● **SET TASK**: Leave out the pictures and copy everything else below exactly.

● **GIVEN DATA**:
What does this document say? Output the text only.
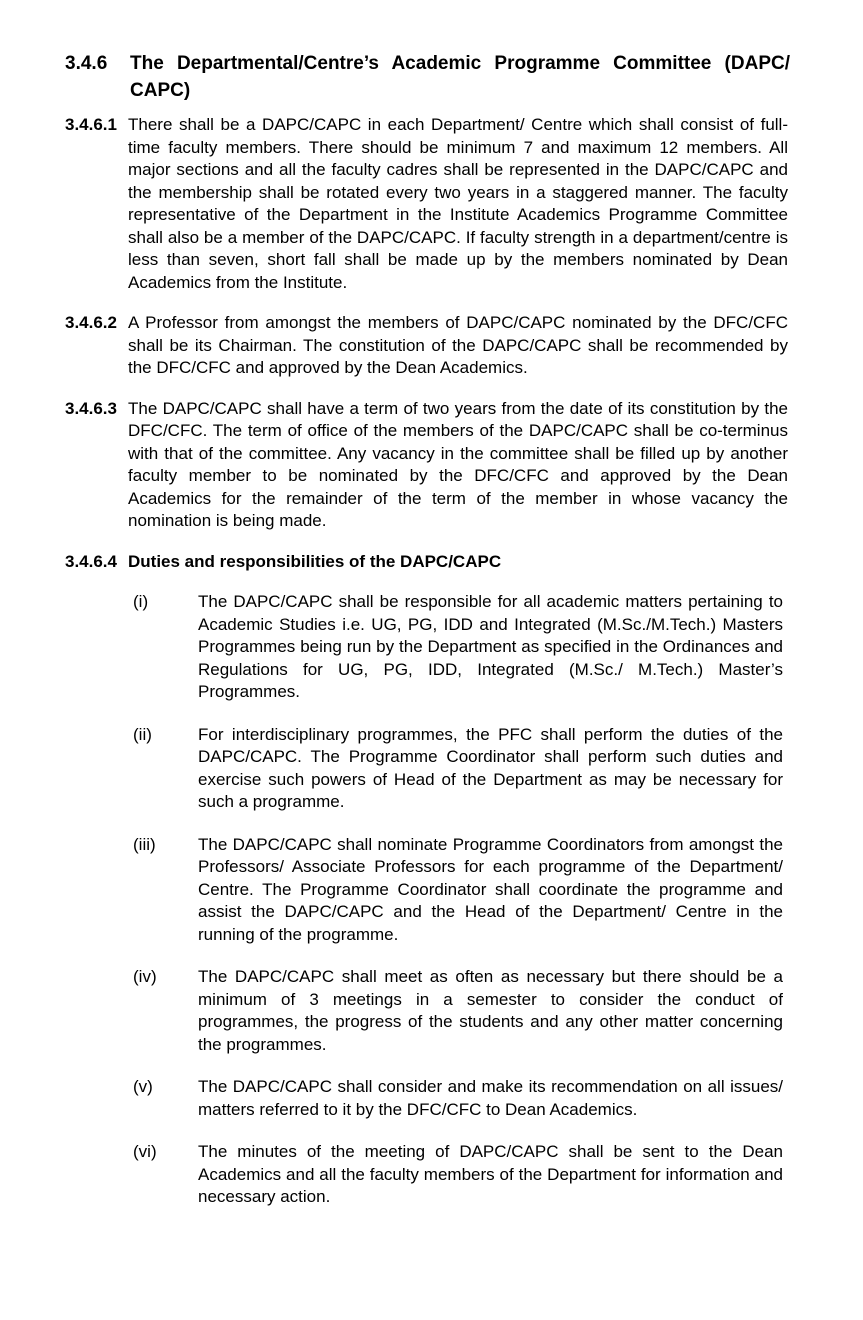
3.4.6	The Departmental/Centre’s Academic Programme Committee (DAPC/ CAPC)
3.4.6.1 There shall be a DAPC/CAPC in each Department/ Centre which shall consist of full-time faculty members. There should be minimum 7 and maximum 12 members. All major sections and all the faculty cadres shall be represented in the DAPC/CAPC and the membership shall be rotated every two years in a staggered manner. The faculty representative of the Department in the Institute Academics Programme Committee shall also be a member of the DAPC/CAPC. If faculty strength in a department/centre is less than seven, short fall shall be made up by the members nominated by Dean Academics from the Institute.
3.4.6.2 A Professor from amongst the members of DAPC/CAPC nominated by the DFC/CFC shall be its Chairman. The constitution of the DAPC/CAPC shall be recommended by the DFC/CFC and approved by the Dean Academics.
3.4.6.3 The DAPC/CAPC shall have a term of two years from the date of its constitution by the DFC/CFC. The term of office of the members of the DAPC/CAPC shall be co-terminus with that of the committee. Any vacancy in the committee shall be filled up by another faculty member to be nominated by the DFC/CFC and approved by the Dean Academics for the remainder of the term of the member in whose vacancy the nomination is being made.
3.4.6.4 Duties and responsibilities of the DAPC/CAPC
(i)	The DAPC/CAPC shall be responsible for all academic matters pertaining to Academic Studies i.e. UG, PG, IDD and Integrated (M.Sc./M.Tech.) Masters Programmes being run by the Department as specified in the Ordinances and Regulations for UG, PG, IDD, Integrated (M.Sc./ M.Tech.) Master’s Programmes.
(ii)	For interdisciplinary programmes, the PFC shall perform the duties of the DAPC/CAPC. The Programme Coordinator shall perform such duties and exercise such powers of Head of the Department as may be necessary for such a programme.
(iii)	The DAPC/CAPC shall nominate Programme Coordinators from amongst the Professors/ Associate Professors for each programme of the Department/ Centre. The Programme Coordinator shall coordinate the programme and assist the DAPC/CAPC and the Head of the Department/ Centre in the running of the programme.
(iv)	The DAPC/CAPC shall meet as often as necessary but there should be a minimum of 3 meetings in a semester to consider the conduct of programmes, the progress of the students and any other matter concerning the programmes.
(v)	The DAPC/CAPC shall consider and make its recommendation on all issues/ matters referred to it by the DFC/CFC to Dean Academics.
(vi)	The minutes of the meeting of DAPC/CAPC shall be sent to the Dean Academics and all the faculty members of the Department for information and necessary action.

● **OUTPUT FOR THIS EXERCISE**:
What does this document say? Output the text only.
3.4.6	The Departmental/Centre’s Academic Programme Committee (DAPC/ CAPC)
3.4.6.1 There shall be a DAPC/CAPC in each Department/ Centre which shall consist of full-time faculty members. There should be minimum 7 and maximum 12 members. All major sections and all the faculty cadres shall be represented in the DAPC/CAPC and the membership shall be rotated every two years in a staggered manner. The faculty representative of the Department in the Institute Academics Programme Committee shall also be a member of the DAPC/CAPC. If faculty strength in a department/centre is less than seven, short fall shall be made up by the members nominated by Dean Academics from the Institute.
3.4.6.2 A Professor from amongst the members of DAPC/CAPC nominated by the DFC/CFC shall be its Chairman. The constitution of the DAPC/CAPC shall be recommended by the DFC/CFC and approved by the Dean Academics.
3.4.6.3 The DAPC/CAPC shall have a term of two years from the date of its constitution by the DFC/CFC. The term of office of the members of the DAPC/CAPC shall be co-terminus with that of the committee. Any vacancy in the committee shall be filled up by another faculty member to be nominated by the DFC/CFC and approved by the Dean Academics for the remainder of the term of the member in whose vacancy the nomination is being made.
3.4.6.4 Duties and responsibilities of the DAPC/CAPC
(i)	The DAPC/CAPC shall be responsible for all academic matters pertaining to Academic Studies i.e. UG, PG, IDD and Integrated (M.Sc./M.Tech.) Masters Programmes being run by the Department as specified in the Ordinances and Regulations for UG, PG, IDD, Integrated (M.Sc./ M.Tech.) Master’s Programmes.
(ii)	For interdisciplinary programmes, the PFC shall perform the duties of the DAPC/CAPC. The Programme Coordinator shall perform such duties and exercise such powers of Head of the Department as may be necessary for such a programme.
(iii)	The DAPC/CAPC shall nominate Programme Coordinators from amongst the Professors/ Associate Professors for each programme of the Department/ Centre. The Programme Coordinator shall coordinate the programme and assist the DAPC/CAPC and the Head of the Department/ Centre in the running of the programme.
(iv)	The DAPC/CAPC shall meet as often as necessary but there should be a minimum of 3 meetings in a semester to consider the conduct of programmes, the progress of the students and any other matter concerning the programmes.
(v)	The DAPC/CAPC shall consider and make its recommendation on all issues/ matters referred to it by the DFC/CFC to Dean Academics.
(vi)	The minutes of the meeting of DAPC/CAPC shall be sent to the Dean Academics and all the faculty members of the Department for information and necessary action.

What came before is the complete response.